# Study text
========================================================================

What's driving it: Franchises and family films. The Super Mario Galaxy Movie is the year's first billion-dollar hit, Toy Story 5 is closing in on $900M and will pass Toy Story 4 as the biggest in the series, and The Devil Wears Prada 2 outgrossed the original in a few weeks on its way to $688M.

What it means: The recovery is real, but it's narrow. People aren't going to the movies. They're going to a movie a few times a year.

Has box office revenue returned to pre-pandemic levels?

Quick answer: About 77% of the way back. Before inflation.

U.S. box office revenue (Box Office Mojo):
1) 2016 - $11.4B  (↑ 2%)
2) 2017 - $11.1B  (↓ 3%)
3) 2018 - $11.9B  (↑ 7%)
4) 2019 - $11.3B  (↓ 5%)
5) 2020 - $2.1B (↓ 81%)
6) 2021 - $4.5B (↑ 113%)
7) 2022 - $7.4B (↑ 64%)
8) 2023 - $8.9B (↑ 21%)
9) 2024 - $8.6B (↓ 4%)
10) 2025 - $8.7B (↑ 1%)

The good news: Without adjusting for inflation, the movie business has recovered to 77% of its pre-pandemic level, and 2026 should be the first $10B year in seven years.

The bad news: Inflation has made each dollar 26% less valuable.  Once adjusted for inflation, the box office is down 39% from 2019.

What is driving the decline in box office revenue?

Zoom out first: The average American goes to 2 movies per year.  Back in 1929, it was 46. Television did most of that damage long before Netflix existed. Every new screen since, from cable to the phone, took another bite. The moviegoing habit has been shrinking for almost a century; the pandemic just finished the job.

Fewer tickets sold. A lot fewer.

U.S. movie tickets sold (The Numbers):
1) 1995 - 1.2B
2) 2005 - 1.4B  (↑ 12%)
3) 2015 - 1.3B  (↓ 3%)
4) 2025 - 769M  (↓ 42%)

The surprise: Everyone blames ticket prices. The data says otherwise.

========================================================================

# Required work
Continue the passage on U.S. box office revenue, starting right after "The data says otherwise."

========================================================================

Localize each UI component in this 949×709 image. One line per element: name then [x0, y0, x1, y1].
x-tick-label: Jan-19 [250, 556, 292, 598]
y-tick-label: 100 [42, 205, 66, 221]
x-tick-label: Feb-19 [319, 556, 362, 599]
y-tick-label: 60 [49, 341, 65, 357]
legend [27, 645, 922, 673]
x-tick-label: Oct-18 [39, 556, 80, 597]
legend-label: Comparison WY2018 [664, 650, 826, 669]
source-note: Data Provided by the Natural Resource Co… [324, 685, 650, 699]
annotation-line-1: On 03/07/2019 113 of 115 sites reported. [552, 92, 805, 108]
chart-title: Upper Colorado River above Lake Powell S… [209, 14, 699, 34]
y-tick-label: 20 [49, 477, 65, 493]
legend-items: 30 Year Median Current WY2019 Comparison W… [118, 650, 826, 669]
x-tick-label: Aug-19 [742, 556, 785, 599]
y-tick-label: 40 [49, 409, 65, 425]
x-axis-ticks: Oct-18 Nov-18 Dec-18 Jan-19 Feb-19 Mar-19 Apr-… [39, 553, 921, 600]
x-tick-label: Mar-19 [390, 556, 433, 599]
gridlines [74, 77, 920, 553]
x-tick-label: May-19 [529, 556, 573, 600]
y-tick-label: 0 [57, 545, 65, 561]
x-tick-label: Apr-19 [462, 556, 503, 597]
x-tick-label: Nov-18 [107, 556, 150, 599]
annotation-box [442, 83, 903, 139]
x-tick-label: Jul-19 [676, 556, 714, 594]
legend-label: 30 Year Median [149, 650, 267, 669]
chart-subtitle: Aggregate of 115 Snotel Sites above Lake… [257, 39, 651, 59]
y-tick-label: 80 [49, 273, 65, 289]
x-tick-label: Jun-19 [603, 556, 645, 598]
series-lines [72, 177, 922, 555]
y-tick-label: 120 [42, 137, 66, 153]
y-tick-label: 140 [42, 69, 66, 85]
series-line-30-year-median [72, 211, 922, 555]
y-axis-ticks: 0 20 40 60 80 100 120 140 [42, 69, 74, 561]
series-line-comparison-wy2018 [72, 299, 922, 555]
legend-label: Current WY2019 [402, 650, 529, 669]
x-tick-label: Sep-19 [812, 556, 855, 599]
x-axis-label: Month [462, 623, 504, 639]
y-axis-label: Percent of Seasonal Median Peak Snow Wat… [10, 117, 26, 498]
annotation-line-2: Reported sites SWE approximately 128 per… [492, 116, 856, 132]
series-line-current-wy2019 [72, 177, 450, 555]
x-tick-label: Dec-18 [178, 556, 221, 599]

========================================================================

# Solved exercise
Increase between 2019-25:
1) Inflation - ↑ 26%
2) Movie ticket prices - ↑ 23%

Movies got cheaper in real terms, and attendance fell anyway. This is a demand problem, not a pricing problem.

Smart move: So theaters stopped chasing lost visitors and started mining the ones who still come. Three years ago, AMC sold zero movie-themed popcorn buckets. This year, it's a $100M+ business at $20 to $80 each (a Trojan horse for The Odyssey, a handbag for Prada 2). More revenue per visitor, not more visitors.

Who still goes to the movies (Pew):
1) Ages 18-29 - 67%
2) Upper income - 64%
3) 30-49 - 60%
4) Hispanic - 59%
5) Middle income - 57%
6) Women - 54%
7) Total - 53%
8) Men - 53%
9) White - 53%
10) Asian - 53%

Bottom line: If 53% go to the movies at least once a year, then 47% don't. Non-attendance peaked at 64% in 2021 but remains well above the 2019 level (31%). It's hard to grow a market after losing 23% of your customers (from 69% to 53%).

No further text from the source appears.